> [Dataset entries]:
==================================================
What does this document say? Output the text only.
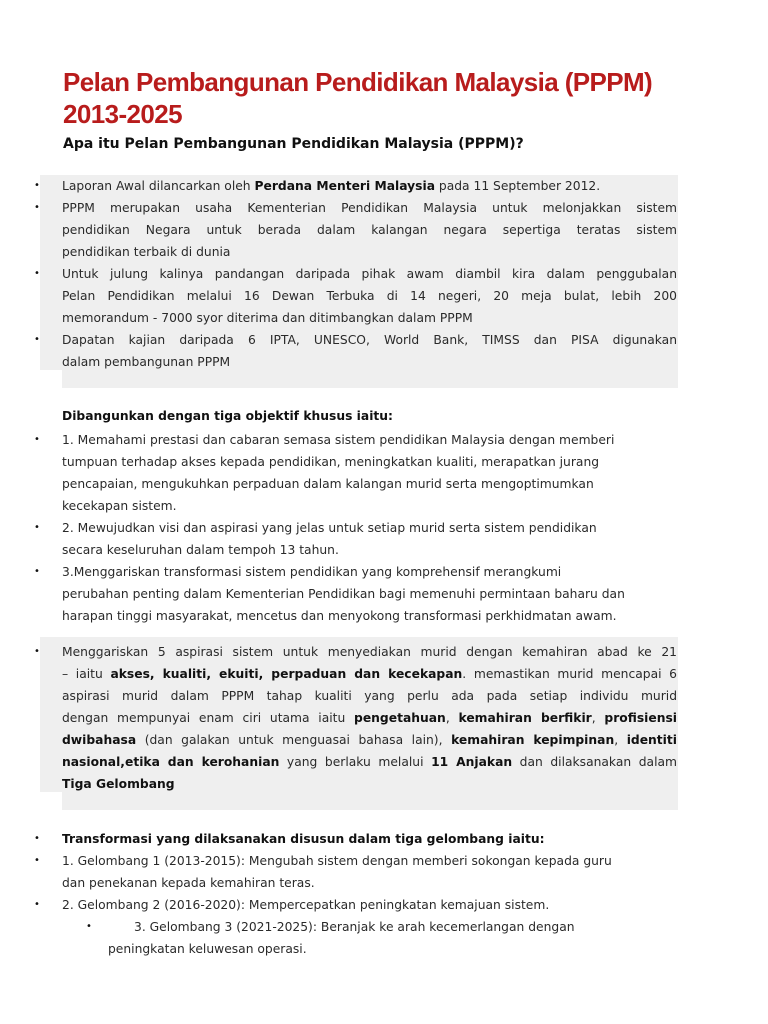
Pelan Pembangunan Pendidikan Malaysia (PPPM) 2013-2025
Apa itu Pelan Pembangunan Pendidikan Malaysia (PPPM)?
• Laporan Awal dilancarkan oleh Perdana Menteri Malaysia pada 11 September 2012.
• PPPM merupakan usaha Kementerian Pendidikan Malaysia untuk melonjakkan sistem
pendidikan Negara untuk berada dalam kalangan negara sepertiga teratas sistem
pendidikan terbaik di dunia
• Untuk julung kalinya pandangan daripada pihak awam diambil kira dalam penggubalan
Pelan Pendidikan melalui 16 Dewan Terbuka di 14 negeri, 20 meja bulat, lebih 200
memorandum - 7000 syor diterima dan ditimbangkan dalam PPPM
• Dapatan kajian daripada 6 IPTA, UNESCO, World Bank, TIMSS dan PISA digunakan
dalam pembangunan PPPM
Dibangunkan dengan tiga objektif khusus iaitu:
• 1. Memahami prestasi dan cabaran semasa sistem pendidikan Malaysia dengan memberi
tumpuan terhadap akses kepada pendidikan, meningkatkan kualiti, merapatkan jurang
pencapaian, mengukuhkan perpaduan dalam kalangan murid serta mengoptimumkan
kecekapan sistem.
• 2. Mewujudkan visi dan aspirasi yang jelas untuk setiap murid serta sistem pendidikan
secara keseluruhan dalam tempoh 13 tahun.
• 3.Menggariskan transformasi sistem pendidikan yang komprehensif merangkumi
perubahan penting dalam Kementerian Pendidikan bagi memenuhi permintaan baharu dan
harapan tinggi masyarakat, mencetus dan menyokong transformasi perkhidmatan awam.
• Menggariskan 5 aspirasi sistem untuk menyediakan murid dengan kemahiran abad ke 21
– iaitu akses, kualiti, ekuiti, perpaduan dan kecekapan. memastikan murid mencapai 6
aspirasi murid dalam PPPM tahap kualiti yang perlu ada pada setiap individu murid
dengan mempunyai enam ciri utama iaitu pengetahuan, kemahiran berfikir, profisiensi
dwibahasa (dan galakan untuk menguasai bahasa lain), kemahiran kepimpinan, identiti
nasional,etika dan kerohanian yang berlaku melalui 11 Anjakan dan dilaksanakan dalam
Tiga Gelombang
• Transformasi yang dilaksanakan disusun dalam tiga gelombang iaitu:
• 1. Gelombang 1 (2013-2015): Mengubah sistem dengan memberi sokongan kepada guru
dan penekanan kepada kemahiran teras.
• 2. Gelombang 2 (2016-2020): Mempercepatkan peningkatan kemajuan sistem.
•	3. Gelombang 3 (2021-2025): Beranjak ke arah kecemerlangan dengan
peningkatan keluwesan operasi.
==================================================
Copy the material above exactly and drop the pictures.

What does this document say? Output the text only.
Pelan Pembangunan Pendidikan Malaysia (PPPM) 2013-2025
Apa itu Pelan Pembangunan Pendidikan Malaysia (PPPM)?
• Laporan Awal dilancarkan oleh Perdana Menteri Malaysia pada 11 September 2012.
• PPPM merupakan usaha Kementerian Pendidikan Malaysia untuk melonjakkan sistem
pendidikan Negara untuk berada dalam kalangan negara sepertiga teratas sistem
pendidikan terbaik di dunia
• Untuk julung kalinya pandangan daripada pihak awam diambil kira dalam penggubalan
Pelan Pendidikan melalui 16 Dewan Terbuka di 14 negeri, 20 meja bulat, lebih 200
memorandum - 7000 syor diterima dan ditimbangkan dalam PPPM
• Dapatan kajian daripada 6 IPTA, UNESCO, World Bank, TIMSS dan PISA digunakan
dalam pembangunan PPPM
Dibangunkan dengan tiga objektif khusus iaitu:
• 1. Memahami prestasi dan cabaran semasa sistem pendidikan Malaysia dengan memberi
tumpuan terhadap akses kepada pendidikan, meningkatkan kualiti, merapatkan jurang
pencapaian, mengukuhkan perpaduan dalam kalangan murid serta mengoptimumkan
kecekapan sistem.
• 2. Mewujudkan visi dan aspirasi yang jelas untuk setiap murid serta sistem pendidikan
secara keseluruhan dalam tempoh 13 tahun.
• 3.Menggariskan transformasi sistem pendidikan yang komprehensif merangkumi
perubahan penting dalam Kementerian Pendidikan bagi memenuhi permintaan baharu dan
harapan tinggi masyarakat, mencetus dan menyokong transformasi perkhidmatan awam.
• Menggariskan 5 aspirasi sistem untuk menyediakan murid dengan kemahiran abad ke 21
– iaitu akses, kualiti, ekuiti, perpaduan dan kecekapan. memastikan murid mencapai 6
aspirasi murid dalam PPPM tahap kualiti yang perlu ada pada setiap individu murid
dengan mempunyai enam ciri utama iaitu pengetahuan, kemahiran berfikir, profisiensi
dwibahasa (dan galakan untuk menguasai bahasa lain), kemahiran kepimpinan, identiti
nasional,etika dan kerohanian yang berlaku melalui 11 Anjakan dan dilaksanakan dalam
Tiga Gelombang
• Transformasi yang dilaksanakan disusun dalam tiga gelombang iaitu:
• 1. Gelombang 1 (2013-2015): Mengubah sistem dengan memberi sokongan kepada guru
dan penekanan kepada kemahiran teras.
• 2. Gelombang 2 (2016-2020): Mempercepatkan peningkatan kemajuan sistem.
•	3. Gelombang 3 (2021-2025): Beranjak ke arah kecemerlangan dengan
peningkatan keluwesan operasi.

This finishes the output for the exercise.